• Fragmento del documento:
Ese conflicto entre el orden del deseo y los mandatos sociales caracterizó al género del melodrama, que marcó y a la vez expresó la sensibilidad sentimental. (...) A su vez, el análisis del correo sentimental de las revistas femeninas revela el consenso monolítico sobre la relevancia de la virginidad y las formas elípticas para referirse al acto sexual, pero también la importancia de los desacatos a los mandatos.

• Detalles de tarea:
Copia otra vez el fragmento de arriba sobre la sensibilidad sentimental, comenzando por "Ese conflicto entre" y siguiendo hasta "a los mandatos.", y sustituye "melodrama" por "folletín".

• Extracto de origen:
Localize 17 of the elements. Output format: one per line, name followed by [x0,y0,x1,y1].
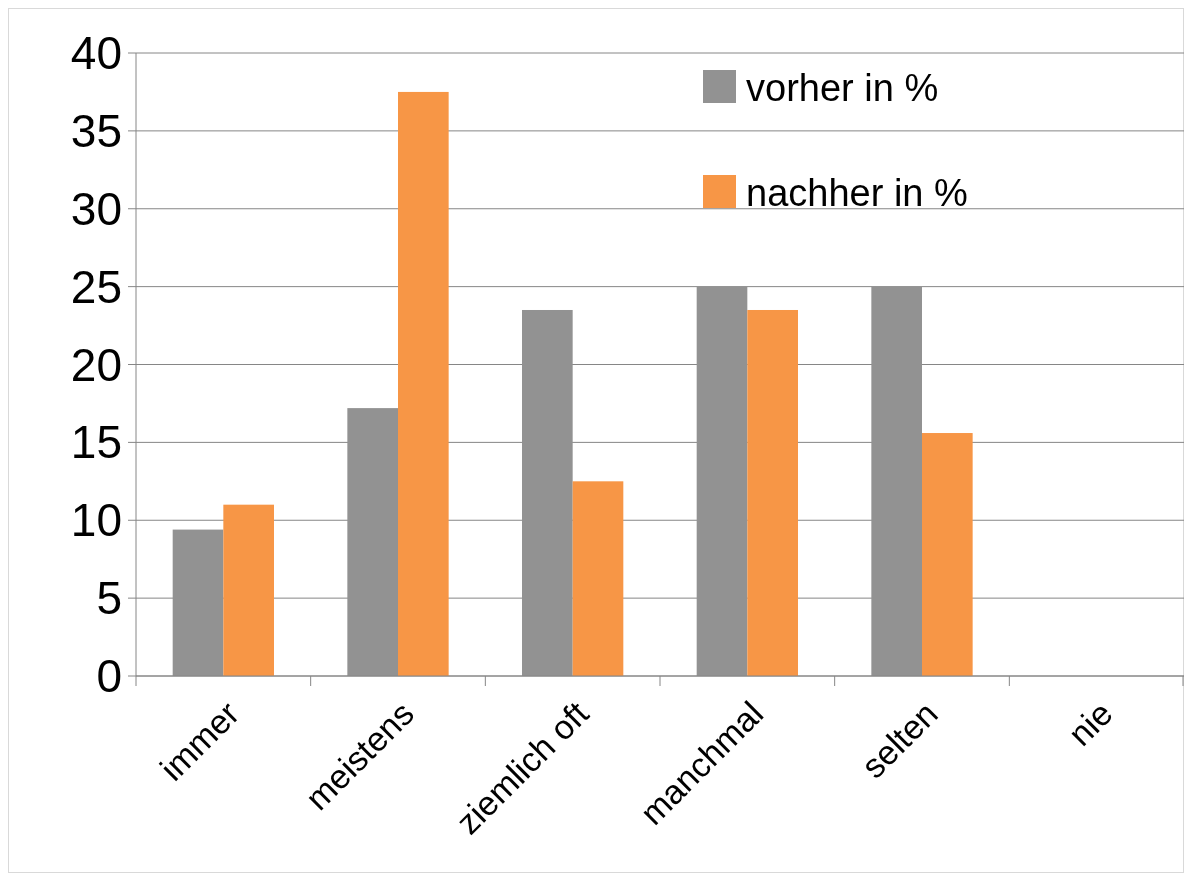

• Resultado:
Ese conflicto entre el orden del deseo y los mandatos sociales caracterizó al género del folletín, que marcó y a la vez expresó la sensibilidad sentimental. (...) A su vez, el análisis del correo sentimental de las revistas femeninas revela el consenso monolítico sobre la relevancia de la virginidad y las formas elípticas para referirse al acto sexual, pero también la importancia de los desacatos a los mandatos.